**Extrait retenu**
★ ★ ★ ★ ★ ★ ★
Le projet d’Anthony vise à identifier les mécanismes biologiques et génétiques à l’origine de cette transition dramatique. Pour cela, il exploite les données de la UK Biobank, l’une des plus grandes bases de données médicales au monde, qui regroupe plus d’un demi-million de profils génétiques, cliniques et biologiques d’individus européens. Car la CLL se manifeste dans la grande majorité des cas chez les individus de descendance européenne avec une médiane d'âge de 72 ans.
La bioinformatique au service de la médecine de demain
En tant que bioinformaticien et biostatisticien, Anthony ne passe pas ses journées en blouse blanche au laboratoire. Il explore des montagnes de données : profils génétiques, antécédents médicaux, marqueurs biologiques, facteurs environnementaux. Grâce aux études pangénomiques (GWAS), il compare des milliers de patients atteints de LLC, de LBDGC primaires ou secondaires, à des individus sains, à la recherche de variants génétiques communs ou distinctifs.
« L’idée est de décrypter les signatures génétiques qui prédisposent certaines personnes à développer une forme agressive de la maladie. On cherche aussi à comprendre les mécanismes qui facilitent cette transformation. »
Il travaille notamment sur la pléiotropie génétique, un phénomène où un même gène peut influer sur plusieurs maladies ou traits biologiques. En croisant ces données avec des réseaux d’interactions protéines-gènes et en menant des analyses causales, il espère révéler de nouvelles cibles thérapeutiques.
L’approche est systémique, intégrative, et profondément novatrice. Elle mêle génétique, bioinformatique, épidémiologie, mais aussi une réflexion sur les liens entre science fondamentale et application clinique.
★ ★ ★ ★ ★ ★ ★
**Entrées extraites**
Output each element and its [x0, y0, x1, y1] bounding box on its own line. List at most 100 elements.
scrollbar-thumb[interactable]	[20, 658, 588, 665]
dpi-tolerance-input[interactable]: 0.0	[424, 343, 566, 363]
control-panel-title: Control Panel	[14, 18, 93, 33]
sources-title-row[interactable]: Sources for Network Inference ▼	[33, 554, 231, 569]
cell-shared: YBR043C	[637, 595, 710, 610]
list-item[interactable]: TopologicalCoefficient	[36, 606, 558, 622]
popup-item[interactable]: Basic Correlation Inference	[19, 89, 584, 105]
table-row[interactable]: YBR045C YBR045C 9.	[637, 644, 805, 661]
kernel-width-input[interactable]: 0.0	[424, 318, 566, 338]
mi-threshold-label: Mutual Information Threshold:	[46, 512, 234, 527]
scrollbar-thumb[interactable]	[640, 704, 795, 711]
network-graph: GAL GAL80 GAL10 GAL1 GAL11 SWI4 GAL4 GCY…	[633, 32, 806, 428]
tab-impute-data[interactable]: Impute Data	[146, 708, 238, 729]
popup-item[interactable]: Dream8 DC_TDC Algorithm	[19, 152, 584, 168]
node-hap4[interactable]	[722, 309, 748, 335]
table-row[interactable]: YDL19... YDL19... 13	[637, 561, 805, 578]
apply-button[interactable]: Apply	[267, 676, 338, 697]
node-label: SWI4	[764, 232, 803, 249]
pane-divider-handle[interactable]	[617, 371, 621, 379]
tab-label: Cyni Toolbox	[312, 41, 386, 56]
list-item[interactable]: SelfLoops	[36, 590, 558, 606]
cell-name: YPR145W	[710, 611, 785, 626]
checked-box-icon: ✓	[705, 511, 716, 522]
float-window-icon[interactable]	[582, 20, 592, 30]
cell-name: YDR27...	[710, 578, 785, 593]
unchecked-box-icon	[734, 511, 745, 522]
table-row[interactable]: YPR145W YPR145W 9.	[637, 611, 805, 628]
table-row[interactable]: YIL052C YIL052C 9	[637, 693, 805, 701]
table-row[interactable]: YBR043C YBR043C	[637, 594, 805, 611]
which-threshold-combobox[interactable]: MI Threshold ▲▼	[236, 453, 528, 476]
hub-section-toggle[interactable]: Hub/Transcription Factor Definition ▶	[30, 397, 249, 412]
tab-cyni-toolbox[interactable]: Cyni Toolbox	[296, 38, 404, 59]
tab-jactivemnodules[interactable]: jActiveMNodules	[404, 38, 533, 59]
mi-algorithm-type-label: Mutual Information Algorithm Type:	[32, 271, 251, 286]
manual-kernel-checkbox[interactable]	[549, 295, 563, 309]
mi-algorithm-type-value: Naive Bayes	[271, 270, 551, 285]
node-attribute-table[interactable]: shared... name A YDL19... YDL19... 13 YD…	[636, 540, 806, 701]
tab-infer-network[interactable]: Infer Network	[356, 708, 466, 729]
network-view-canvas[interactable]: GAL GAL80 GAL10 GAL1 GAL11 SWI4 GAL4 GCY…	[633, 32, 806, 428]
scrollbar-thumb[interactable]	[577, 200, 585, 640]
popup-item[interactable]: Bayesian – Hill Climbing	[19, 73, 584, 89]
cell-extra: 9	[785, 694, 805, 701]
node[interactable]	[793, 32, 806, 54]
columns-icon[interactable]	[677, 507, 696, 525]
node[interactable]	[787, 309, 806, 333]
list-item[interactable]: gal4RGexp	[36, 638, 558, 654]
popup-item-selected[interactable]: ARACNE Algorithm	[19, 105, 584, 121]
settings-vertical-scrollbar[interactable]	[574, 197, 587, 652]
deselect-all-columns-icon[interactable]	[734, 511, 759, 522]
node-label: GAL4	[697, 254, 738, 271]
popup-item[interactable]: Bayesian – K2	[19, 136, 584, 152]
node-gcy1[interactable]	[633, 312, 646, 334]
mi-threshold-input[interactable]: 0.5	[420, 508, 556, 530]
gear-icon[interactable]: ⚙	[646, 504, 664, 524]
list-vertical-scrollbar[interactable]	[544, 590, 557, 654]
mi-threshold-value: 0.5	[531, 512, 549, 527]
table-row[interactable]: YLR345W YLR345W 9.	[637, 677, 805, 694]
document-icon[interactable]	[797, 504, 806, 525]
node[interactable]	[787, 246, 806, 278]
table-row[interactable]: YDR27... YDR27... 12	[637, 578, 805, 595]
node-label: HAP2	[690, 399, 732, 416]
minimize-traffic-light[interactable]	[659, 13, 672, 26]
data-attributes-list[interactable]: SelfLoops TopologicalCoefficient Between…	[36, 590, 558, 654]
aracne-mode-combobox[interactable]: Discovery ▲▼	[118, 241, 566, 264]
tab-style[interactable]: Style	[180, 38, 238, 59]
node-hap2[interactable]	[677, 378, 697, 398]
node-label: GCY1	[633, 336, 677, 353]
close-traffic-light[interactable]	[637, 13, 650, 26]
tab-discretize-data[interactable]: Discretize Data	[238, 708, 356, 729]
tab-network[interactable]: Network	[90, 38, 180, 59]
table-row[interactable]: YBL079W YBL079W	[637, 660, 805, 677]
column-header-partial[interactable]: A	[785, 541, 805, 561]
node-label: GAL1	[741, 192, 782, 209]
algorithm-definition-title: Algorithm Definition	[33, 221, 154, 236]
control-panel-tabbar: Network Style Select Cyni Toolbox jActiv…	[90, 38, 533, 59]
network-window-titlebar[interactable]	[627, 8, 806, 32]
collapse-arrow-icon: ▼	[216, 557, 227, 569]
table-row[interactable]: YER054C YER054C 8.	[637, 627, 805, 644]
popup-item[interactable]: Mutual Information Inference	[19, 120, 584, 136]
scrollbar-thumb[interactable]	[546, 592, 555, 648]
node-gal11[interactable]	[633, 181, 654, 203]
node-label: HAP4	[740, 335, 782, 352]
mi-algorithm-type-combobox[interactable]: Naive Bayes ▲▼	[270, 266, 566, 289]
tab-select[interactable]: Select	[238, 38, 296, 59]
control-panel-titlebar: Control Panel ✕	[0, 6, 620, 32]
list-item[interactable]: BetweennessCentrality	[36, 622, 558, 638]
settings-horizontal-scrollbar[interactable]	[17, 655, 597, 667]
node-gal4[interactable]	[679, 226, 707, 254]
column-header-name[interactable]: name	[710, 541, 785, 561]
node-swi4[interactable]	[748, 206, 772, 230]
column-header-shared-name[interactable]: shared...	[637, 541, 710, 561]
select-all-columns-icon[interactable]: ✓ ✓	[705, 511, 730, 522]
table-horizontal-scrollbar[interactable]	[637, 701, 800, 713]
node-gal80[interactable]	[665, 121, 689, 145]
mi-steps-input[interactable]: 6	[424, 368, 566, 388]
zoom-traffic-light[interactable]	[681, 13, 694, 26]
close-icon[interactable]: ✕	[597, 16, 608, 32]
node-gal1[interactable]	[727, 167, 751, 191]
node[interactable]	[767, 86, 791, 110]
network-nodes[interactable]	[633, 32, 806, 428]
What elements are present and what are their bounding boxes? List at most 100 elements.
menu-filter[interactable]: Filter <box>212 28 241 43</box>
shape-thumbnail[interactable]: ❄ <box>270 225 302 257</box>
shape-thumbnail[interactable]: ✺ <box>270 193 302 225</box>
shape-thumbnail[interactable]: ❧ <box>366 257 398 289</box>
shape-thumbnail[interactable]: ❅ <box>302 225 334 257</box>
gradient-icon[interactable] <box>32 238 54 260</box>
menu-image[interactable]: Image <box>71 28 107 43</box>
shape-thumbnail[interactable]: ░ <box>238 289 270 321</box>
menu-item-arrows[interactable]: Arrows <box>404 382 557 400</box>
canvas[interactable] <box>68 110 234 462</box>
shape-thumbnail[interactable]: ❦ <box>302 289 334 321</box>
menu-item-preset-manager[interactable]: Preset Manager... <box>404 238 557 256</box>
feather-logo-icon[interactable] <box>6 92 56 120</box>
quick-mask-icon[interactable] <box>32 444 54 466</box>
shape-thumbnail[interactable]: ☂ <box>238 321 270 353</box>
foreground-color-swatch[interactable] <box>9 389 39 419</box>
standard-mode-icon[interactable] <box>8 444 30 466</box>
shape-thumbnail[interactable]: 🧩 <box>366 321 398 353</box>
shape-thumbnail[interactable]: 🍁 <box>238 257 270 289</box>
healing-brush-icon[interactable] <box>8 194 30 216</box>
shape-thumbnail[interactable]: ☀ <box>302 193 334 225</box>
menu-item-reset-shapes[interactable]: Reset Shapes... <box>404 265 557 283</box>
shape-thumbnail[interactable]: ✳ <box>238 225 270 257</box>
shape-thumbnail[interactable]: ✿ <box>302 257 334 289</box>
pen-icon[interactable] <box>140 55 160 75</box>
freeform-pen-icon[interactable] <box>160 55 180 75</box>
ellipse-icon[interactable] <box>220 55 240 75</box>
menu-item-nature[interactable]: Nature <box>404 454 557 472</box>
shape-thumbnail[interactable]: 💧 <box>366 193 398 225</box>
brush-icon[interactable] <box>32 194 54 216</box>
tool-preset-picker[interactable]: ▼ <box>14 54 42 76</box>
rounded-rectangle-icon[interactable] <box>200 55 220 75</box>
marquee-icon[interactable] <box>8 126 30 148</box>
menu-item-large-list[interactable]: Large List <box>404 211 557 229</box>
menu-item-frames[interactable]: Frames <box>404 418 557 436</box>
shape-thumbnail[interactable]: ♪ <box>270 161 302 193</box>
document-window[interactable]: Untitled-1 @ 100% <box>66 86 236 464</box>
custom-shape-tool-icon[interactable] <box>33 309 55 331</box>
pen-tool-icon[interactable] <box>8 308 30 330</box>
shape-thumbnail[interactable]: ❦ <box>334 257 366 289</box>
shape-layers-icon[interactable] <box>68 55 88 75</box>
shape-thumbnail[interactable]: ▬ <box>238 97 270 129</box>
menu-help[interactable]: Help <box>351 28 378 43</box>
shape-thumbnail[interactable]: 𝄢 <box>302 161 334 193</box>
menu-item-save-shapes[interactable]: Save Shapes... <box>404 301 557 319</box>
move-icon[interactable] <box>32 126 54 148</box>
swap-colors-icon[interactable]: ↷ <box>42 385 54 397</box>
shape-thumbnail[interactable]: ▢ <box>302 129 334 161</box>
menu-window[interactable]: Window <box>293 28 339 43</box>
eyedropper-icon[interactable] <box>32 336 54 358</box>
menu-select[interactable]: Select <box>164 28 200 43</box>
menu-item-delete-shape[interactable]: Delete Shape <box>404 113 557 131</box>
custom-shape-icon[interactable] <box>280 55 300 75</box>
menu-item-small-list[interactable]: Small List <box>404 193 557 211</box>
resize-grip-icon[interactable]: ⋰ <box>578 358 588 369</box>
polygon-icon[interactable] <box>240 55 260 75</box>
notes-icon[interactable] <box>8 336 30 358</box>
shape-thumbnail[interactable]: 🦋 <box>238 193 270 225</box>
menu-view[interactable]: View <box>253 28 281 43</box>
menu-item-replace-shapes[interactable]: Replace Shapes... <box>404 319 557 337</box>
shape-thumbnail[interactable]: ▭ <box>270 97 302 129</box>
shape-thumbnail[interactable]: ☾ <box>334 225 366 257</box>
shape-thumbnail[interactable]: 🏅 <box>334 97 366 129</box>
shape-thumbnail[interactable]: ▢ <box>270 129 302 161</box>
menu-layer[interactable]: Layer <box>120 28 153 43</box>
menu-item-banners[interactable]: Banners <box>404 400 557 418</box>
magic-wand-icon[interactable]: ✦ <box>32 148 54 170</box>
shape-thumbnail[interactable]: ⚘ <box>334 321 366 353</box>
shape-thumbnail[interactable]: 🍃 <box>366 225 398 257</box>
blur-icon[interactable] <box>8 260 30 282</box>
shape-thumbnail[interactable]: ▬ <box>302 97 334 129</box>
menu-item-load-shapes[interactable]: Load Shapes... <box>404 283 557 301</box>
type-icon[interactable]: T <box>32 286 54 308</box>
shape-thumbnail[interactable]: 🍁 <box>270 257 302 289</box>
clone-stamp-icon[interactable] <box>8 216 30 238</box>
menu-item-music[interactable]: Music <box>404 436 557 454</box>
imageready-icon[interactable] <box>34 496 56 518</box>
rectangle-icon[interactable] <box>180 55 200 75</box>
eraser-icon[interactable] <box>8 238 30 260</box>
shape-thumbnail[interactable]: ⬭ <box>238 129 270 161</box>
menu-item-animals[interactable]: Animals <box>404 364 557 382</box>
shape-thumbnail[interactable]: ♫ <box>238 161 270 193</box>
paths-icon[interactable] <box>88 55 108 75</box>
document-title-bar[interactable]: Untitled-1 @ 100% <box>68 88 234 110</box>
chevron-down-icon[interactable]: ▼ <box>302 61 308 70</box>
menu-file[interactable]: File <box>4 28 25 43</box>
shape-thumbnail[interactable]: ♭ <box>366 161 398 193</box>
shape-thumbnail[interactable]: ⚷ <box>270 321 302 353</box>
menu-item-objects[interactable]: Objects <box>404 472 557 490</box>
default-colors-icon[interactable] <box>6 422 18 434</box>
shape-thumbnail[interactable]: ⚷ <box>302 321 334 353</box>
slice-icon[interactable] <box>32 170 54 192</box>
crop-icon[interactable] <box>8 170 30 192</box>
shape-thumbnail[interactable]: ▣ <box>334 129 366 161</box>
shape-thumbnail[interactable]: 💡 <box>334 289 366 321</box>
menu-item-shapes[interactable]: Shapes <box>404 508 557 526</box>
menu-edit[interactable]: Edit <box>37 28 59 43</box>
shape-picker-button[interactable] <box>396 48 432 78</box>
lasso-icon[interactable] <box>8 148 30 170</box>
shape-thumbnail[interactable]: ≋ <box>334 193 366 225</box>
★ ★ ★ ★ ★ ★ ★
**Consignes de l'exercice**
(a) Répondez aux questions suivantes à partir de l'extrait sur les recherches d'Anthony :
(i) Combien de profils la UK Biobank regroupe-t-elle ?
(ii) Quelle est la médiane d'âge des personnes chez qui la LLC se manifeste ?
(iii) Comment la pléiotropie génétique est-elle définie ?
(b) Réécrivez le passage de l'extrait sur les recherches d'Anthony compris entre « L’approche est systémique, intégrative, et » et « et application clinique. » inclus, en remplaçant « novatrice » par « innovante ».
(c) Poursuivez l'extrait sur les recherches d'Anthony au-delà de sa dernière phrase.
Les entrées n'ont aucun rôle dans ces consignes.

**Corrigé de l'exercice**
(a)
(i) Plus d'un demi-million de profils génétiques, cliniques et biologiques d'individus européens.
(ii) 72 ans.
(iii) C'est un phénomène où un même gène peut influer sur plusieurs maladies ou traits biologiques.

(b)
L’approche est systémique, intégrative, et profondément innovante. Elle mêle génétique, bioinformatique, épidémiologie, mais aussi une réflexion sur les liens entre science fondamentale et application clinique.

(c)
Une science qui transforme aussi le regard sur soi
Pour Anthony, la recherche n’est pas qu’un travail intellectuel. Elle est aussi un miroir personnel.
« Étudier l’obésité et le diabète m’a poussé à interroger mes habitudes, mon alimentation, mon hygiène de vie. La recherche m’a appris la discipline, mais aussi l’introspection. »
Sa curiosité l’a également conduit à explorer des domaines inattendus. Dans ses projets, il a souvent eu recours à des concepts issus de la psychologie ou de la communication scientifique. Il insiste sur la nécessité de la pluridisciplinarité : une conviction qui le pousse aussi à vouloir enseigner.
« Mon but est de devenir enseignant-chercheur au Liban. J’ai envie de transmettre, de redonner quelque chose à mon pays. »
Anthony HAIDAMOUS aux Journées Ouvertes en Biologie, Informatique et Mathématiques 2025. Photo D.R.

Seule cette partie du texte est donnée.